(Items from a data source)
= = = = = = =
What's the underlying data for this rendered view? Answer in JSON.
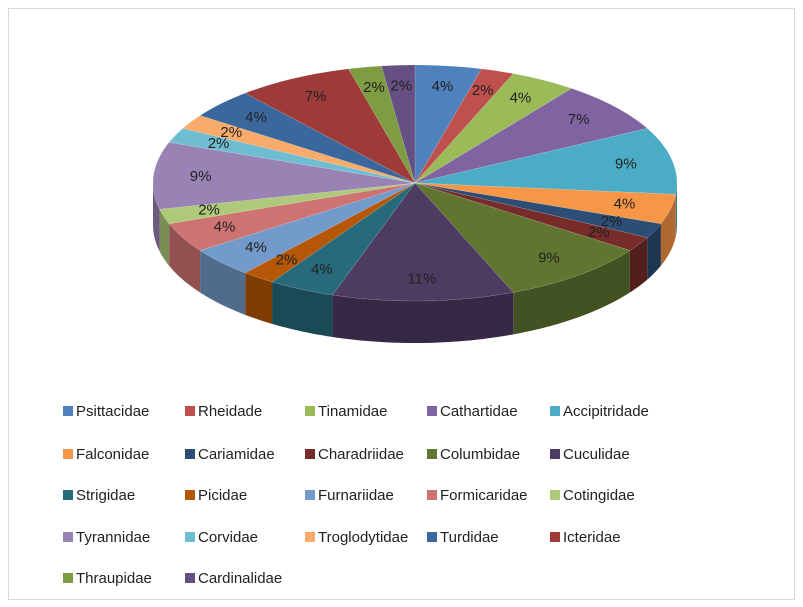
{
  "chart_data": {
    "type": "pie",
    "categories": [
      "Psittacidae",
      "Rheidade",
      "Tinamidae",
      "Cathartidae",
      "Accipitridade",
      "Falconidae",
      "Cariamidae",
      "Charadriidae",
      "Columbidae",
      "Cuculidae",
      "Strigidae",
      "Picidae",
      "Furnariidae",
      "Formicaridae",
      "Cotingidae",
      "Tyrannidae",
      "Corvidae",
      "Troglodytidae",
      "Turdidae",
      "Icteridae",
      "Thraupidae",
      "Cardinalidae"
    ],
    "values": [
      4,
      2,
      4,
      7,
      9,
      4,
      2,
      2,
      9,
      11,
      4,
      2,
      4,
      4,
      2,
      9,
      2,
      2,
      4,
      7,
      2,
      2
    ],
    "value_labels": [
      "4%",
      "2%",
      "4%",
      "7%",
      "9%",
      "4%",
      "2%",
      "2%",
      "9%",
      "11%",
      "4%",
      "2%",
      "4%",
      "4%",
      "2%",
      "9%",
      "2%",
      "2%",
      "4%",
      "7%",
      "2%",
      "2%"
    ],
    "colors": [
      "#4F81BD",
      "#C0504D",
      "#9BBB59",
      "#8064A2",
      "#4BACC6",
      "#F79646",
      "#2C4D75",
      "#772C2A",
      "#5F7530",
      "#4D3B62",
      "#276A7C",
      "#B65708",
      "#729ACA",
      "#CD7371",
      "#AFC97A",
      "#9983B5",
      "#6FBDD1",
      "#F9AB6B",
      "#3A679C",
      "#9E3B38",
      "#7E9C41",
      "#664F83"
    ],
    "legend": "bottom"
  }
}
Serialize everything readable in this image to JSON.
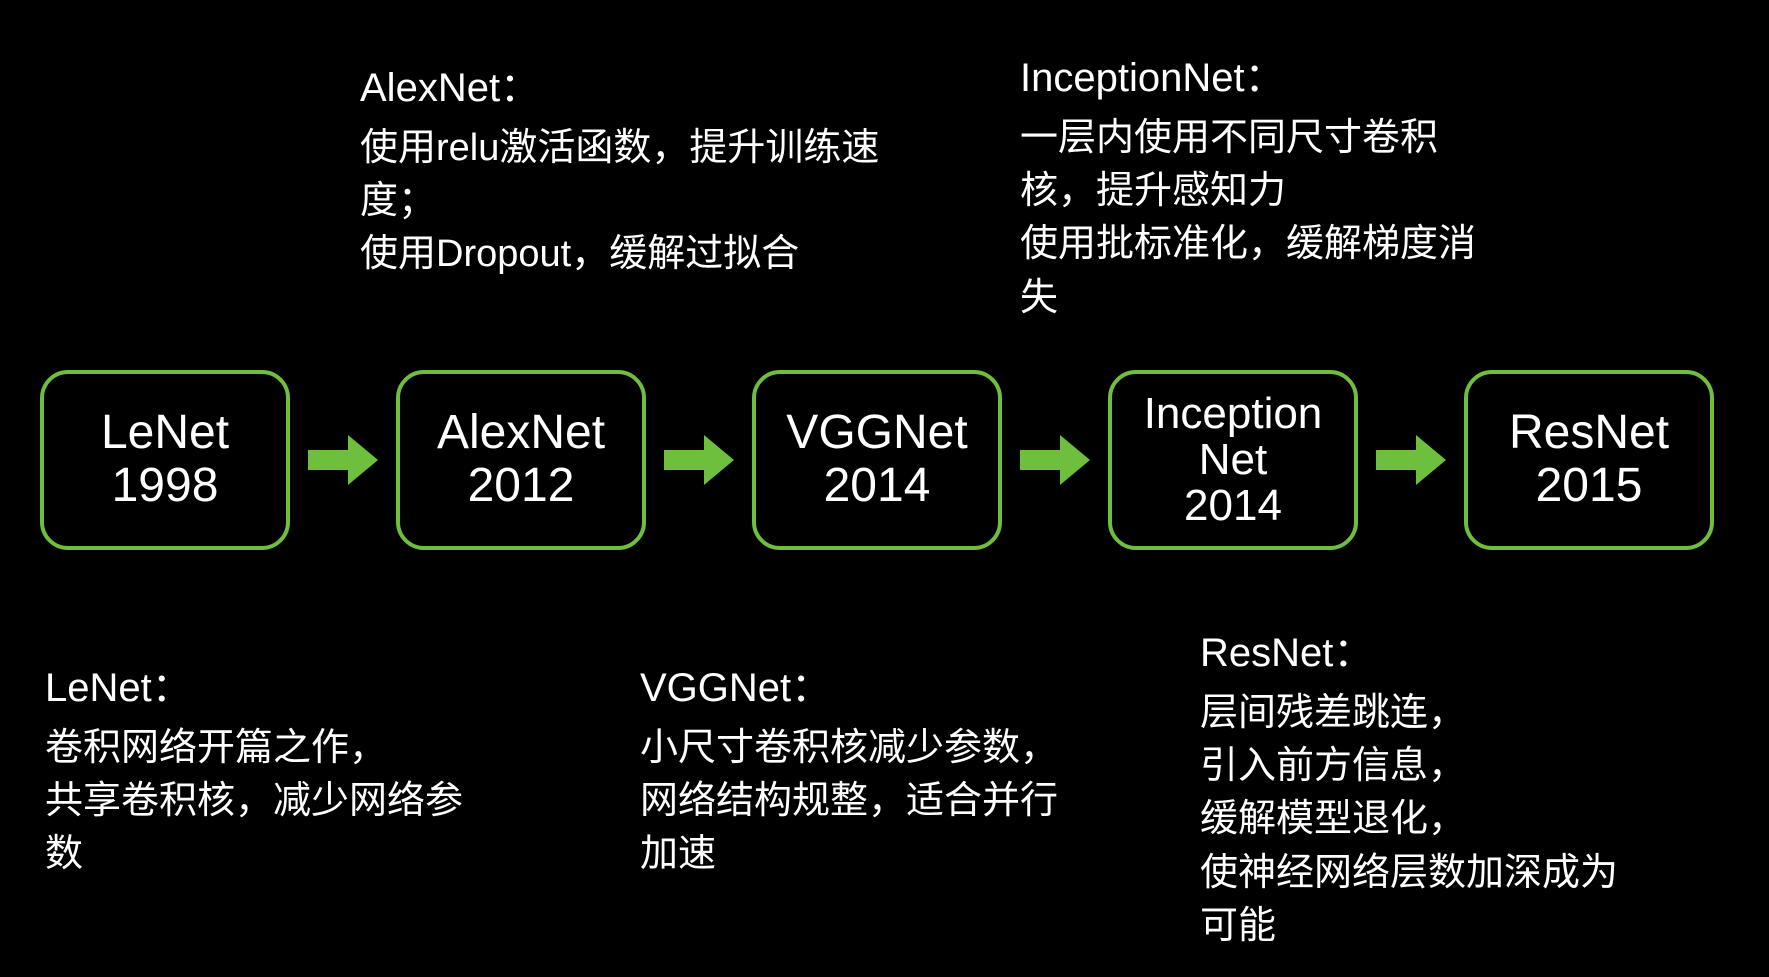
{
  "type": "flowchart",
  "background_color": "#000000",
  "node_border_color": "#6fbf3f",
  "node_border_width": 4,
  "node_border_radius": 28,
  "arrow_color": "#6fbf3f",
  "text_color": "#ffffff",
  "node_fontsize": 48,
  "desc_fontsize": 38,
  "nodes": [
    {
      "id": "lenet",
      "line1": "LeNet",
      "line2": "1998"
    },
    {
      "id": "alexnet",
      "line1": "AlexNet",
      "line2": "2012"
    },
    {
      "id": "vggnet",
      "line1": "VGGNet",
      "line2": "2014"
    },
    {
      "id": "inception",
      "line1": "Inception",
      "line2": "Net",
      "line3": "2014"
    },
    {
      "id": "resnet",
      "line1": "ResNet",
      "line2": "2015"
    }
  ],
  "descriptions": {
    "alexnet": {
      "title": "AlexNet：",
      "body": "使用relu激活函数，提升训练速度；\n使用Dropout，缓解过拟合"
    },
    "inception": {
      "title": "InceptionNet：",
      "body": "一层内使用不同尺寸卷积核，提升感知力\n使用批标准化，缓解梯度消失"
    },
    "lenet": {
      "title": "LeNet：",
      "body": "卷积网络开篇之作，\n共享卷积核，减少网络参数"
    },
    "vggnet": {
      "title": "VGGNet：",
      "body": "小尺寸卷积核减少参数，网络结构规整，适合并行加速"
    },
    "resnet": {
      "title": "ResNet：",
      "body": "层间残差跳连，\n引入前方信息，\n缓解模型退化，\n使神经网络层数加深成为可能"
    }
  }
}
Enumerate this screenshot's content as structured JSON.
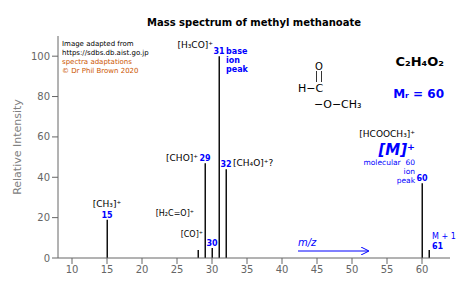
{
  "chart_data": {
    "type": "bar",
    "title": "Mass spectrum of methyl methanoate",
    "x_label": "m/z",
    "y_label": "Relative Intensity",
    "x": [
      15,
      28,
      29,
      30,
      31,
      32,
      60,
      61
    ],
    "values": [
      19,
      4,
      47,
      5,
      100,
      44,
      37,
      4
    ],
    "color": "#111111",
    "xlim": [
      8,
      64
    ],
    "ylim": [
      0,
      110
    ],
    "xticks": [
      10,
      15,
      20,
      25,
      30,
      35,
      40,
      45,
      50,
      55,
      60
    ],
    "yticks": [
      0,
      20,
      40,
      60,
      80,
      100
    ],
    "annotations": [
      {
        "text": "[CH₃]⁺",
        "x": 15,
        "color": "black"
      },
      {
        "text": "15",
        "x": 15,
        "color": "blue"
      },
      {
        "text": "[H₂C=O]⁺",
        "x": 28,
        "color": "black"
      },
      {
        "text": "[CHO]⁺",
        "x": 29,
        "color": "black"
      },
      {
        "text": "29",
        "x": 29,
        "color": "blue"
      },
      {
        "text": "[CO]⁺",
        "x": 30,
        "color": "black"
      },
      {
        "text": "30",
        "x": 30,
        "color": "blue"
      },
      {
        "text": "[H₃CO]⁺",
        "x": 31,
        "color": "black"
      },
      {
        "text": "31",
        "x": 31,
        "color": "blue"
      },
      {
        "text": "base\nion\npeak",
        "x": 31,
        "color": "blue"
      },
      {
        "text": "[CH₄O]⁺?",
        "x": 32,
        "color": "black"
      },
      {
        "text": "32",
        "x": 32,
        "color": "blue"
      },
      {
        "text": "[HCOOCH₃]⁺",
        "x": 60,
        "color": "black"
      },
      {
        "text": "[M]⁺",
        "x": 60,
        "color": "blue"
      },
      {
        "text": "molecular  60\nion\npeak",
        "x": 60,
        "color": "blue"
      },
      {
        "text": "60",
        "x": 60,
        "color": "blue"
      },
      {
        "text": "M + 1",
        "x": 61,
        "color": "blue"
      },
      {
        "text": "61",
        "x": 61,
        "color": "blue"
      },
      {
        "text": "Image adapted from",
        "color": "black"
      },
      {
        "text": "https://sdbs.db.aist.go.jp",
        "color": "black"
      },
      {
        "text": "spectra adaptations",
        "color": "#cc5500"
      },
      {
        "text": "© Dr Phil Brown 2020",
        "color": "#cc5500"
      },
      {
        "text": "H−C",
        "color": "black"
      },
      {
        "text": "O",
        "color": "black"
      },
      {
        "text": "−O−CH₃",
        "color": "black"
      },
      {
        "text": "C₂H₄O₂",
        "color": "black"
      },
      {
        "text": "Mᵣ = 60",
        "color": "blue"
      }
    ]
  }
}
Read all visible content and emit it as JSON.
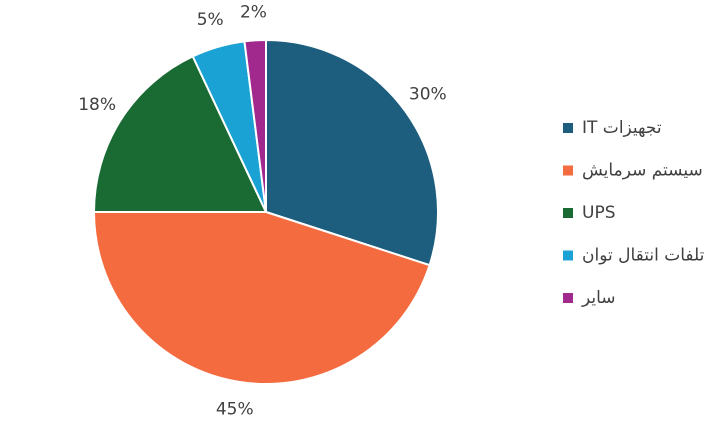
{
  "chart_data": {
    "type": "pie",
    "categories": [
      "تجهیزات IT",
      "سیستم سرمایش",
      "UPS",
      "تلفات انتقال توان",
      "سایر"
    ],
    "values": [
      30,
      45,
      18,
      5,
      2
    ],
    "value_labels": [
      "30%",
      "45%",
      "18%",
      "5%",
      "2%"
    ],
    "colors": [
      "#1d5e7e",
      "#f46b3f",
      "#1a6a34",
      "#1aa2d4",
      "#a1298e"
    ],
    "legend": "right"
  }
}
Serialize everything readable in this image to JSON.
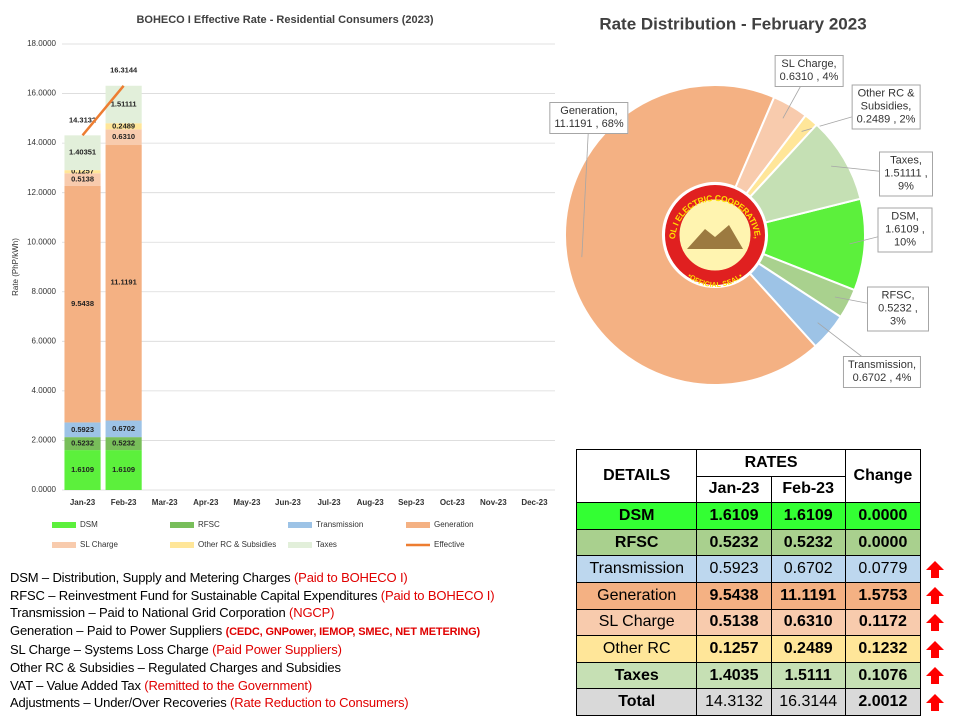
{
  "chart_data": [
    {
      "type": "bar",
      "stacked": true,
      "title": "BOHECO I Effective Rate - Residential  Consumers (2023)",
      "ylabel": "Rate (PhP/kWh)",
      "categories": [
        "Jan-23",
        "Feb-23",
        "Mar-23",
        "Apr-23",
        "May-23",
        "Jun-23",
        "Jul-23",
        "Aug-23",
        "Sep-23",
        "Oct-23",
        "Nov-23",
        "Dec-23"
      ],
      "ylim": [
        0,
        18
      ],
      "yticks": [
        {
          "value": 0,
          "label": "0.0000"
        },
        {
          "value": 2,
          "label": "2.0000"
        },
        {
          "value": 4,
          "label": "4.0000"
        },
        {
          "value": 6,
          "label": "6.0000"
        },
        {
          "value": 8,
          "label": "8.0000"
        },
        {
          "value": 10,
          "label": "10.0000"
        },
        {
          "value": 12,
          "label": "12.0000"
        },
        {
          "value": 14,
          "label": "14.0000"
        },
        {
          "value": 16,
          "label": "16.0000"
        },
        {
          "value": 18,
          "label": "18.0000"
        }
      ],
      "grid": true,
      "series": [
        {
          "name": "DSM",
          "color": "#5cf03c",
          "values": [
            1.6109,
            1.6109,
            null,
            null,
            null,
            null,
            null,
            null,
            null,
            null,
            null,
            null
          ]
        },
        {
          "name": "RFSC",
          "color": "#78be5a",
          "values": [
            0.5232,
            0.5232,
            null,
            null,
            null,
            null,
            null,
            null,
            null,
            null,
            null,
            null
          ]
        },
        {
          "name": "Transmission",
          "color": "#9dc3e6",
          "values": [
            0.5923,
            0.6702,
            null,
            null,
            null,
            null,
            null,
            null,
            null,
            null,
            null,
            null
          ]
        },
        {
          "name": "Generation",
          "color": "#f4b183",
          "values": [
            9.5438,
            11.1191,
            null,
            null,
            null,
            null,
            null,
            null,
            null,
            null,
            null,
            null
          ]
        },
        {
          "name": "SL Charge",
          "color": "#f8cbad",
          "values": [
            0.5138,
            0.631,
            null,
            null,
            null,
            null,
            null,
            null,
            null,
            null,
            null,
            null
          ],
          "value_labels": [
            "0.5138",
            "0.6310",
            null,
            null,
            null,
            null,
            null,
            null,
            null,
            null,
            null,
            null
          ]
        },
        {
          "name": "Other RC & Subsidies",
          "color": "#ffe699",
          "values": [
            0.1257,
            0.2489,
            null,
            null,
            null,
            null,
            null,
            null,
            null,
            null,
            null,
            null
          ]
        },
        {
          "name": "Taxes",
          "color": "#e2efda",
          "values": [
            1.40351,
            1.51111,
            null,
            null,
            null,
            null,
            null,
            null,
            null,
            null,
            null,
            null
          ]
        },
        {
          "name": "Effective",
          "type": "line",
          "color": "#ed7d31",
          "values": [
            14.3132,
            16.3144,
            null,
            null,
            null,
            null,
            null,
            null,
            null,
            null,
            null,
            null
          ]
        }
      ]
    },
    {
      "type": "pie",
      "donut": true,
      "title": "Rate Distribution - February 2023",
      "categories": [
        "DSM",
        "RFSC",
        "Transmission",
        "Generation",
        "SL Charge",
        "Other RC & Subsidies",
        "Taxes"
      ],
      "values": [
        1.6109,
        0.5232,
        0.6702,
        11.1191,
        0.631,
        0.2489,
        1.51111
      ],
      "value_labels": [
        "DSM, 1.6109 ,\n10%",
        "RFSC, 0.5232 ,\n3%",
        "Transmission,\n0.6702 , 4%",
        "Generation,\n11.1191 , 68%",
        "SL Charge,\n0.6310 , 4%",
        "Other RC &\nSubsidies,\n0.2489 , 2%",
        "Taxes, 1.51111 ,\n9%"
      ],
      "colors": [
        "#5cf03c",
        "#a9d18e",
        "#9dc3e6",
        "#f4b183",
        "#f8cbad",
        "#ffe699",
        "#c5e0b4"
      ]
    }
  ],
  "seal": {
    "name": "BOHOL I ELECTRIC COOPERATIVE, INC.",
    "motto": "•OFFICIAL SEAL•"
  },
  "table": {
    "header": {
      "details": "DETAILS",
      "rates": "RATES",
      "change": "Change",
      "months": [
        "Jan-23",
        "Feb-23"
      ]
    },
    "rows": [
      [
        "DSM",
        "1.6109",
        "1.6109",
        "0.0000"
      ],
      [
        "RFSC",
        "0.5232",
        "0.5232",
        "0.0000"
      ],
      [
        "Transmission",
        "0.5923",
        "0.6702",
        "0.0779"
      ],
      [
        "Generation",
        "9.5438",
        "11.1191",
        "1.5753"
      ],
      [
        "SL Charge",
        "0.5138",
        "0.6310",
        "0.1172"
      ],
      [
        "Other RC",
        "0.1257",
        "0.2489",
        "0.1232"
      ],
      [
        "Taxes",
        "1.4035",
        "1.5111",
        "0.1076"
      ],
      [
        "Total",
        "14.3132",
        "16.3144",
        "2.0012"
      ]
    ]
  },
  "notes": [
    {
      "text": "DSM – Distribution, Supply and Metering Charges ",
      "note": "(Paid to BOHECO I)"
    },
    {
      "text": "RFSC – Reinvestment Fund for Sustainable Capital Expenditures ",
      "note": "(Paid to BOHECO I)"
    },
    {
      "text": "Transmission – Paid to National Grid Corporation ",
      "note": "(NGCP)"
    },
    {
      "text": "Generation – Paid to Power Suppliers ",
      "note": "(CEDC, GNPower,  IEMOP, SMEC, NET METERING)"
    },
    {
      "text": "SL Charge – Systems Loss Charge ",
      "note": "(Paid Power Suppliers)"
    },
    {
      "text": "Other RC & Subsidies – Regulated Charges and Subsidies",
      "note": null
    },
    {
      "text": "VAT – Value Added Tax ",
      "note": "(Remitted to the Government)"
    },
    {
      "text": "Adjustments – Under/Over Recoveries ",
      "note": "(Rate Reduction to Consumers)"
    }
  ]
}
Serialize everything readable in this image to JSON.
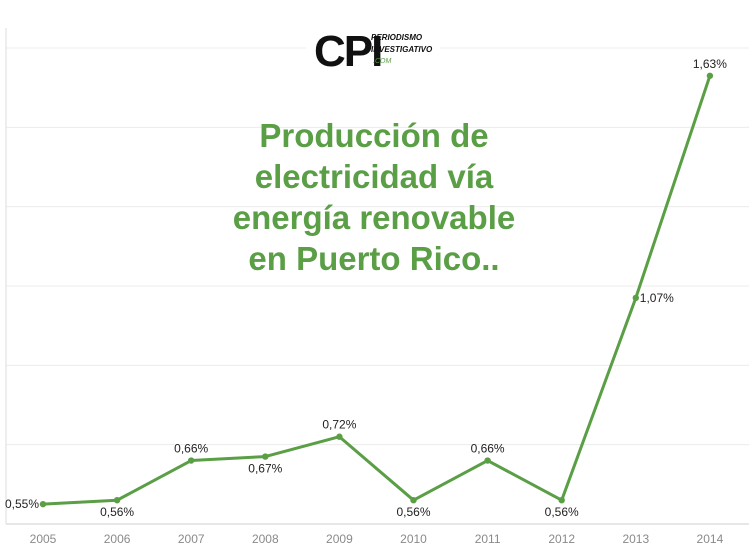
{
  "logo": {
    "mark": "CPI",
    "line1": "PERIODISMO",
    "line2": "INVESTIGATIVO",
    "line3": ".COM"
  },
  "chart_data": {
    "type": "line",
    "title_lines": [
      "Producción de",
      "electricidad vía",
      "energía renovable",
      "en Puerto Rico.."
    ],
    "title_color": "#5a9e46",
    "line_color": "#5a9e46",
    "categories": [
      "2005",
      "2006",
      "2007",
      "2008",
      "2009",
      "2010",
      "2011",
      "2012",
      "2013",
      "2014"
    ],
    "values": [
      0.55,
      0.56,
      0.66,
      0.67,
      0.72,
      0.56,
      0.66,
      0.56,
      1.07,
      1.63
    ],
    "data_labels": [
      "0,55%",
      "0,56%",
      "0,66%",
      "0,67%",
      "0,72%",
      "0,56%",
      "0,66%",
      "0,56%",
      "1,07%",
      "1,63%"
    ],
    "label_positions": [
      "left",
      "below",
      "above",
      "below",
      "above",
      "below",
      "above",
      "below",
      "right",
      "above"
    ],
    "ylim": [
      0.5,
      1.7
    ],
    "grid": true,
    "y_axis_labels": false
  }
}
= = = = = = =
YOUR OBJECTIVE: Collect each line containing the string "Consumers".

SOLUTION FOR THIS TASK:
      "title": "BOHECO I Effective Rate - Residential  Consumers (2023)",
      "note": "(Rate Reduction to Consumers)"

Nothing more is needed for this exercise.